::: PROVIDED INFORMATION :::

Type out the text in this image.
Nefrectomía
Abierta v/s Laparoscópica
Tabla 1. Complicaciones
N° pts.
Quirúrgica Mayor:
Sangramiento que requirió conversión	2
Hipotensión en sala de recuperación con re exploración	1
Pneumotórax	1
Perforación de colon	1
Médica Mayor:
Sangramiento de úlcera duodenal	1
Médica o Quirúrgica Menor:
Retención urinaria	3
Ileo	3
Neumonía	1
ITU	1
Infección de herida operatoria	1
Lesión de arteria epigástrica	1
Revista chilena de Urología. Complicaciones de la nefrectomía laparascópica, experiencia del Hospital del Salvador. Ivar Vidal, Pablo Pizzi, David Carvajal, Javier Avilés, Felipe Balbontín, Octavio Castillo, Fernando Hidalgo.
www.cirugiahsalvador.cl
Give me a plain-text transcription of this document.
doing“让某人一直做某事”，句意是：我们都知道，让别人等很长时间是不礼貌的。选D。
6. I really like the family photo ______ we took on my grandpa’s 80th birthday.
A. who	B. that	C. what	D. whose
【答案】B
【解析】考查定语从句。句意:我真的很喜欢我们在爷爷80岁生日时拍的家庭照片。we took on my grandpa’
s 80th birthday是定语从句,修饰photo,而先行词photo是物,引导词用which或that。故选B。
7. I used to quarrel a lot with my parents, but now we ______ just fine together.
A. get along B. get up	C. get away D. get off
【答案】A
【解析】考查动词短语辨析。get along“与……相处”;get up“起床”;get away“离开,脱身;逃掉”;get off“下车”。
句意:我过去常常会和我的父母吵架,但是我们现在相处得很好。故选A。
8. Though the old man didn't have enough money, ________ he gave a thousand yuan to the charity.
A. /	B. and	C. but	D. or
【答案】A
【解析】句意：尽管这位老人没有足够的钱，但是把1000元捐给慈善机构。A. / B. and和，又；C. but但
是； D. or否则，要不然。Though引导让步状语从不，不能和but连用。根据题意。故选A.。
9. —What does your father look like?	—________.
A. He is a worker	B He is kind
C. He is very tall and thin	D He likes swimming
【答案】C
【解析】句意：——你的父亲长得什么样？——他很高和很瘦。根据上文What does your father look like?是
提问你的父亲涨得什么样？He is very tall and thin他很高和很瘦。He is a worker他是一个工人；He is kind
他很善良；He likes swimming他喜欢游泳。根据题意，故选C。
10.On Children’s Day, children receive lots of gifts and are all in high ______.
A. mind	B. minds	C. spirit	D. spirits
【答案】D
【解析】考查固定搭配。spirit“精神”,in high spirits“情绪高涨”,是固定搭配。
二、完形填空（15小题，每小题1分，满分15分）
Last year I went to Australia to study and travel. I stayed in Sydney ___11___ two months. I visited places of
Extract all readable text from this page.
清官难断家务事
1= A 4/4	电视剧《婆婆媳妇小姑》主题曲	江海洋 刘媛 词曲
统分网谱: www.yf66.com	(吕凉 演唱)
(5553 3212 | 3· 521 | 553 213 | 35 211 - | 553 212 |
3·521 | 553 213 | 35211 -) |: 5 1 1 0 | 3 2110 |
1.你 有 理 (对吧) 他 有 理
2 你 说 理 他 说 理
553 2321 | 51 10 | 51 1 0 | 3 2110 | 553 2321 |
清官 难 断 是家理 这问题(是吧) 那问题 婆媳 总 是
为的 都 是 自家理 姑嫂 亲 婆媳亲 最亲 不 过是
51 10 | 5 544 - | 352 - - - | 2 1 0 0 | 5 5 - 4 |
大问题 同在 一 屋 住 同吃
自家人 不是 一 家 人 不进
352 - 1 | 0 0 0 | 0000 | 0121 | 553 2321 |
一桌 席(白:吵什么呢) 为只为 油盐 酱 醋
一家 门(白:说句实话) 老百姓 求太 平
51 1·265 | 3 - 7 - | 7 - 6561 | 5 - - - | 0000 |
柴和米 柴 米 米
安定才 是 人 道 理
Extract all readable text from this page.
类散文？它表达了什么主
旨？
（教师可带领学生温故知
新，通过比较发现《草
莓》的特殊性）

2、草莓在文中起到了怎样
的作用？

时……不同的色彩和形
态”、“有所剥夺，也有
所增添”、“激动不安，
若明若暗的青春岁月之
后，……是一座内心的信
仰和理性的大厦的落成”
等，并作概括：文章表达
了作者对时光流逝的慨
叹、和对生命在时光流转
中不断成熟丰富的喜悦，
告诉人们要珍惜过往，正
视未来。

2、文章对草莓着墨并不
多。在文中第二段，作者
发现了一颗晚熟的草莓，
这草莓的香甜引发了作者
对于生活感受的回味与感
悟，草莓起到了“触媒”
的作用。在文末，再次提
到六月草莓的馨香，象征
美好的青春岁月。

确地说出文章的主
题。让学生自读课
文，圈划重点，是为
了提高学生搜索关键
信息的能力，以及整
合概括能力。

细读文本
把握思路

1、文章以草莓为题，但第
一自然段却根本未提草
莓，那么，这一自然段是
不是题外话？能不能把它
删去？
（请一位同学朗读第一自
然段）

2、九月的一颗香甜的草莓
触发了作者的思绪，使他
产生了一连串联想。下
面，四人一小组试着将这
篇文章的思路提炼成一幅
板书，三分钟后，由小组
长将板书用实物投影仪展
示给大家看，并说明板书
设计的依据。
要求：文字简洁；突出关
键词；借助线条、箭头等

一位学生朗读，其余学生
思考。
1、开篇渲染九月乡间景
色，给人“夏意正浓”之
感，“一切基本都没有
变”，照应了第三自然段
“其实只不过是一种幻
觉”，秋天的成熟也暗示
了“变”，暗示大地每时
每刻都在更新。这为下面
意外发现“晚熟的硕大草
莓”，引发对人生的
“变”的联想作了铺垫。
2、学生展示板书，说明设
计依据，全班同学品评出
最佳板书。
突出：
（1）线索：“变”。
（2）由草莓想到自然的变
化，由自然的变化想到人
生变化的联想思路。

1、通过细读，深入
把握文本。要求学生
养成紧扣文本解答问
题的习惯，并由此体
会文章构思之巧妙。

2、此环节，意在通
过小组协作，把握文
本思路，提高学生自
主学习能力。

:::

PROBLEM STATEMENT:
Retype every entry above, word for word.

OUTPUT FOR THIS TASK:
Type out the text in this image.
Nefrectomía
Abierta v/s Laparoscópica
Tabla 1. Complicaciones
N° pts.
Quirúrgica Mayor:
Sangramiento que requirió conversión	2
Hipotensión en sala de recuperación con re exploración	1
Pneumotórax	1
Perforación de colon	1
Médica Mayor:
Sangramiento de úlcera duodenal	1
Médica o Quirúrgica Menor:
Retención urinaria	3
Ileo	3
Neumonía	1
ITU	1
Infección de herida operatoria	1
Lesión de arteria epigástrica	1
Revista chilena de Urología. Complicaciones de la nefrectomía laparascópica, experiencia del Hospital del Salvador. Ivar Vidal, Pablo Pizzi, David Carvajal, Javier Avilés, Felipe Balbontín, Octavio Castillo, Fernando Hidalgo.
www.cirugiahsalvador.cl
Give me a plain-text transcription of this document.
doing“让某人一直做某事”，句意是：我们都知道，让别人等很长时间是不礼貌的。选D。
6. I really like the family photo ______ we took on my grandpa’s 80th birthday.
A. who	B. that	C. what	D. whose
【答案】B
【解析】考查定语从句。句意:我真的很喜欢我们在爷爷80岁生日时拍的家庭照片。we took on my grandpa’
s 80th birthday是定语从句,修饰photo,而先行词photo是物,引导词用which或that。故选B。
7. I used to quarrel a lot with my parents, but now we ______ just fine together.
A. get along B. get up	C. get away D. get off
【答案】A
【解析】考查动词短语辨析。get along“与……相处”;get up“起床”;get away“离开,脱身;逃掉”;get off“下车”。
句意:我过去常常会和我的父母吵架,但是我们现在相处得很好。故选A。
8. Though the old man didn't have enough money, ________ he gave a thousand yuan to the charity.
A. /	B. and	C. but	D. or
【答案】A
【解析】句意：尽管这位老人没有足够的钱，但是把1000元捐给慈善机构。A. / B. and和，又；C. but但
是； D. or否则，要不然。Though引导让步状语从不，不能和but连用。根据题意。故选A.。
9. —What does your father look like?	—________.
A. He is a worker	B He is kind
C. He is very tall and thin	D He likes swimming
【答案】C
【解析】句意：——你的父亲长得什么样？——他很高和很瘦。根据上文What does your father look like?是
提问你的父亲涨得什么样？He is very tall and thin他很高和很瘦。He is a worker他是一个工人；He is kind
他很善良；He likes swimming他喜欢游泳。根据题意，故选C。
10.On Children’s Day, children receive lots of gifts and are all in high ______.
A. mind	B. minds	C. spirit	D. spirits
【答案】D
【解析】考查固定搭配。spirit“精神”,in high spirits“情绪高涨”,是固定搭配。
二、完形填空（15小题，每小题1分，满分15分）
Last year I went to Australia to study and travel. I stayed in Sydney ___11___ two months. I visited places of
Extract all readable text from this page.
清官难断家务事
1= A 4/4	电视剧《婆婆媳妇小姑》主题曲	江海洋 刘媛 词曲
统分网谱: www.yf66.com	(吕凉 演唱)
(5553 3212 | 3· 521 | 553 213 | 35 211 - | 553 212 |
3·521 | 553 213 | 35211 -) |: 5 1 1 0 | 3 2110 |
1.你 有 理 (对吧) 他 有 理
2 你 说 理 他 说 理
553 2321 | 51 10 | 51 1 0 | 3 2110 | 553 2321 |
清官 难 断 是家理 这问题(是吧) 那问题 婆媳 总 是
为的 都 是 自家理 姑嫂 亲 婆媳亲 最亲 不 过是
51 10 | 5 544 - | 352 - - - | 2 1 0 0 | 5 5 - 4 |
大问题 同在 一 屋 住 同吃
自家人 不是 一 家 人 不进
352 - 1 | 0 0 0 | 0000 | 0121 | 553 2321 |
一桌 席(白:吵什么呢) 为只为 油盐 酱 醋
一家 门(白:说句实话) 老百姓 求太 平
51 1·265 | 3 - 7 - | 7 - 6561 | 5 - - - | 0000 |
柴和米 柴 米 米
安定才 是 人 道 理
Extract all readable text from this page.
类散文？它表达了什么主
旨？
（教师可带领学生温故知
新，通过比较发现《草
莓》的特殊性）

2、草莓在文中起到了怎样
的作用？

时……不同的色彩和形
态”、“有所剥夺，也有
所增添”、“激动不安，
若明若暗的青春岁月之
后，……是一座内心的信
仰和理性的大厦的落成”
等，并作概括：文章表达
了作者对时光流逝的慨
叹、和对生命在时光流转
中不断成熟丰富的喜悦，
告诉人们要珍惜过往，正
视未来。

2、文章对草莓着墨并不
多。在文中第二段，作者
发现了一颗晚熟的草莓，
这草莓的香甜引发了作者
对于生活感受的回味与感
悟，草莓起到了“触媒”
的作用。在文末，再次提
到六月草莓的馨香，象征
美好的青春岁月。

确地说出文章的主
题。让学生自读课
文，圈划重点，是为
了提高学生搜索关键
信息的能力，以及整
合概括能力。

细读文本
把握思路

1、文章以草莓为题，但第
一自然段却根本未提草
莓，那么，这一自然段是
不是题外话？能不能把它
删去？
（请一位同学朗读第一自
然段）

2、九月的一颗香甜的草莓
触发了作者的思绪，使他
产生了一连串联想。下
面，四人一小组试着将这
篇文章的思路提炼成一幅
板书，三分钟后，由小组
长将板书用实物投影仪展
示给大家看，并说明板书
设计的依据。
要求：文字简洁；突出关
键词；借助线条、箭头等

一位学生朗读，其余学生
思考。
1、开篇渲染九月乡间景
色，给人“夏意正浓”之
感，“一切基本都没有
变”，照应了第三自然段
“其实只不过是一种幻
觉”，秋天的成熟也暗示
了“变”，暗示大地每时
每刻都在更新。这为下面
意外发现“晚熟的硕大草
莓”，引发对人生的
“变”的联想作了铺垫。
2、学生展示板书，说明设
计依据，全班同学品评出
最佳板书。
突出：
（1）线索：“变”。
（2）由草莓想到自然的变
化，由自然的变化想到人
生变化的联想思路。

1、通过细读，深入
把握文本。要求学生
养成紧扣文本解答问
题的习惯，并由此体
会文章构思之巧妙。

2、此环节，意在通
过小组协作，把握文
本思路，提高学生自
主学习能力。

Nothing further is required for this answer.